• Consignes:
(a) D'après le texte fourni, pour quelle raison le bâtiment qui abrite le Musée de la Cathédrale devra-t-il payer l'IBI ?
(b) Citez le passage du texte fourni allant de « D'après des explications » à « devront le payer. ».

• Texte fourni:
══════

Imagen de la página de Facebook «Estado del Malestar Madrid»

Image de la page Facebook «Etat du mal-être Madrid»

(…) les bâtiments compris dans l'Accord avec l'Eglise (…) et la loi du Mécénat (…) continueront à ne pas payer ces impôts.

Cependant, la liste de ces bâtiments a été mise à jour, beaucoup n'en font plus partie et devront payer l'IBI. C'est ce qui est arrivé par exemple au Musée de la Cathédrale. Alors que cette dernière continuera à être exemptée, l'autre bâtiment où se trouve le musée devra payer l'impôt, car il génère une activité économique.

 

Concernant les impôts locaux, cet article précise :

D'après des explications fournies par la Mairie à elEconomista, le paiement des taxes d'ordures ménagères était auparavant effectué avec celui de l'IBI. Désormais, et comme l'ont déjà fait d'autres mairies, il sera prélevé séparément, par conséquent les bâtiments de l'Eglise qui génèrent des ordures ménagères devront le payer.

En résumé, il semble que l'Eglise catholique ait omis le paiement de l'IBI et des impôts locaux de certains immeubles. Cela ne représente peut-être pas beaucoup d'argent, mais en ces temps difficiles pour l'économie, quand on exige des familles espagnoles un effort qui commence à devenir presque surhumain, il serait approprié que l'Eglise catholique donne l'exemple en payant les contributions qui lui correspondent.

══════

[Données de compréhension de documents]
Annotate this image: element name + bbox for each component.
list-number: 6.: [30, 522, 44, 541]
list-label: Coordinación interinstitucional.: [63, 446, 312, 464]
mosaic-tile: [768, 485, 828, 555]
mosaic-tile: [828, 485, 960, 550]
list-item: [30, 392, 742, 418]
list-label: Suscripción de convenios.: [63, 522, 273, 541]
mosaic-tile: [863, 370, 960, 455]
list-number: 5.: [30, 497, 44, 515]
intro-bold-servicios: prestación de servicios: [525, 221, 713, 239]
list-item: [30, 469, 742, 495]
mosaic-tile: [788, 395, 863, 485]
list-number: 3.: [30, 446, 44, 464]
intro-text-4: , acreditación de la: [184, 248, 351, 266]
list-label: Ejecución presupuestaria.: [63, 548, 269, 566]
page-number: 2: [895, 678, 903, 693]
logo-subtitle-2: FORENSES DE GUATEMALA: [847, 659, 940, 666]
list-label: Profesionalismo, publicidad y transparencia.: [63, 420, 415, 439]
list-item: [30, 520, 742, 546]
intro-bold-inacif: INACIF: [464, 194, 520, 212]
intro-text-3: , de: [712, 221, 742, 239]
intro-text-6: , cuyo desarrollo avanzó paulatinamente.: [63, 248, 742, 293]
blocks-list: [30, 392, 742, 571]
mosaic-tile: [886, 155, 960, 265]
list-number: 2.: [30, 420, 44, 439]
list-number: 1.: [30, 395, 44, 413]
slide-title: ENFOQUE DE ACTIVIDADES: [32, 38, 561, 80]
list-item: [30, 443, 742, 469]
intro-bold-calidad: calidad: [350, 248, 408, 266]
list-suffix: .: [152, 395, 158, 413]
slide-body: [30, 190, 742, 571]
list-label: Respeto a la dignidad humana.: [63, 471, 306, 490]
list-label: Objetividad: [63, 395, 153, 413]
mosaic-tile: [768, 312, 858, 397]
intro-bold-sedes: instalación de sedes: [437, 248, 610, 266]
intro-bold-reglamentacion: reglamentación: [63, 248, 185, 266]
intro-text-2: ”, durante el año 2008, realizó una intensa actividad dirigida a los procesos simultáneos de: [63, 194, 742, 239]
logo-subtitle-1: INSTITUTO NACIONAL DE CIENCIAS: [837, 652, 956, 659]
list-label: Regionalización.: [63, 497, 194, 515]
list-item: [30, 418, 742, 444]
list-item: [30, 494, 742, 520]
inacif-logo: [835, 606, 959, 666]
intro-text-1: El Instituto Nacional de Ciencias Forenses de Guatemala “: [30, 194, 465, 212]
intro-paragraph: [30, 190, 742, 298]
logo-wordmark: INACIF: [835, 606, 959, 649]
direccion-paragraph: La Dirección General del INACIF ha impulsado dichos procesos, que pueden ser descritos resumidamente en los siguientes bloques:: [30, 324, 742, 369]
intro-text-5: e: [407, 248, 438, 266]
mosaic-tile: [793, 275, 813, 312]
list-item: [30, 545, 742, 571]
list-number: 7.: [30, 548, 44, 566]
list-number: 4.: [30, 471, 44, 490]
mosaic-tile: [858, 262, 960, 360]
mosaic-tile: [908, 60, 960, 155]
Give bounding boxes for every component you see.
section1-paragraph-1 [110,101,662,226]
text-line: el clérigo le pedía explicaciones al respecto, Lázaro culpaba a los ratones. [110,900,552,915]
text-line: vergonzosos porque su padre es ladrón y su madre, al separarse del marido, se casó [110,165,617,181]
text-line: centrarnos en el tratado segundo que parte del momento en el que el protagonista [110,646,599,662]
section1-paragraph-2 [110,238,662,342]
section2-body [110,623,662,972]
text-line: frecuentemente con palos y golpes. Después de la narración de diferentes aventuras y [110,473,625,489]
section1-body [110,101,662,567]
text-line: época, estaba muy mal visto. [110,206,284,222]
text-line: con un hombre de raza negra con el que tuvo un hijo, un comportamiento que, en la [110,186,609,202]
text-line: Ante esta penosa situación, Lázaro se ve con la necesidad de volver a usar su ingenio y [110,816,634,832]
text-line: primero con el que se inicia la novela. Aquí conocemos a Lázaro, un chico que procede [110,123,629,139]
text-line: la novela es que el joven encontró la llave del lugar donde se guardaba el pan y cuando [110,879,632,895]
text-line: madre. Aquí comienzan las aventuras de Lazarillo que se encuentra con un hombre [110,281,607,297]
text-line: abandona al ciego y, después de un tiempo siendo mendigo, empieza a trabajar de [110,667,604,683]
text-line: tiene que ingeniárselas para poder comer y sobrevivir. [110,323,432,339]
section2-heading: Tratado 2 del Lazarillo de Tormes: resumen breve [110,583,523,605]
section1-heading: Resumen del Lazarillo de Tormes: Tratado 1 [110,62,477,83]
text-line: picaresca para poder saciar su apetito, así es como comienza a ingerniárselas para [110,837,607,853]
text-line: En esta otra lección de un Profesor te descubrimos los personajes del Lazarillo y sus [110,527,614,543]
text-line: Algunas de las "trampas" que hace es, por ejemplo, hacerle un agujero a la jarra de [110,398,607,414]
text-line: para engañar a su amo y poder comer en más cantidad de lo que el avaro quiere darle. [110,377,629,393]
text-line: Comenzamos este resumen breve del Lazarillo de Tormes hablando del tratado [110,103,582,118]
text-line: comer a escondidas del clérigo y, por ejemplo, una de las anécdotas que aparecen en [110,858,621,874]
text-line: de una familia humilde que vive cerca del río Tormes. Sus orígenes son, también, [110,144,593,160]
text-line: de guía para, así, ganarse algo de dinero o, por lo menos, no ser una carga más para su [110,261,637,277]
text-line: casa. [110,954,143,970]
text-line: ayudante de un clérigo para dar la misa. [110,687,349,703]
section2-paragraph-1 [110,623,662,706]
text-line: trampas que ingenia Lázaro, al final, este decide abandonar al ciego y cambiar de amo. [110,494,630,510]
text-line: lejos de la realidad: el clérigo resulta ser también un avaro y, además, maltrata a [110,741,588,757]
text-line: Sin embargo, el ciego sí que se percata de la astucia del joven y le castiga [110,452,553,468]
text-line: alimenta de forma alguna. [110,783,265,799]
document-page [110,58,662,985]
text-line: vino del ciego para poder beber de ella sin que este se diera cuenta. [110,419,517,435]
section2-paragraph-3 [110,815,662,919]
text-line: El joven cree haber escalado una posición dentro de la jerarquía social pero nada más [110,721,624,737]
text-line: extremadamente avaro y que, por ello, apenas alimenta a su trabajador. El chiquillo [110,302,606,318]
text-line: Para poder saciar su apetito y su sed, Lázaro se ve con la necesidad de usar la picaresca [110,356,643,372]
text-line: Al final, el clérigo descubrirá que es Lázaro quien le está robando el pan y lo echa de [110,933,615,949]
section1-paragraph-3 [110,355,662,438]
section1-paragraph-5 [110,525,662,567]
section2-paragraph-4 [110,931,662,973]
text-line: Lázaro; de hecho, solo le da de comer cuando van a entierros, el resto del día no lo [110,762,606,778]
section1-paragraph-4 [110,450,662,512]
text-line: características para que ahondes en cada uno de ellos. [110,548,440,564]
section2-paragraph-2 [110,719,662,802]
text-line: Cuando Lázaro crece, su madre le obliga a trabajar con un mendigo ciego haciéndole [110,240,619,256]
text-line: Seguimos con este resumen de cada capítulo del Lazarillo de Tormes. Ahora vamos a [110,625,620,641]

══════

• Réponses:
(a) Parce qu'il génère une activité économique.

(b)
D'après des explications fournies par la Mairie à elEconomista, le paiement des taxes d'ordures ménagères était auparavant effectué avec celui de l'IBI. Désormais, et comme l'ont déjà fait d'autres mairies, il sera prélevé séparément, par conséquent les bâtiments de l'Eglise qui génèrent des ordures ménagères devront le payer.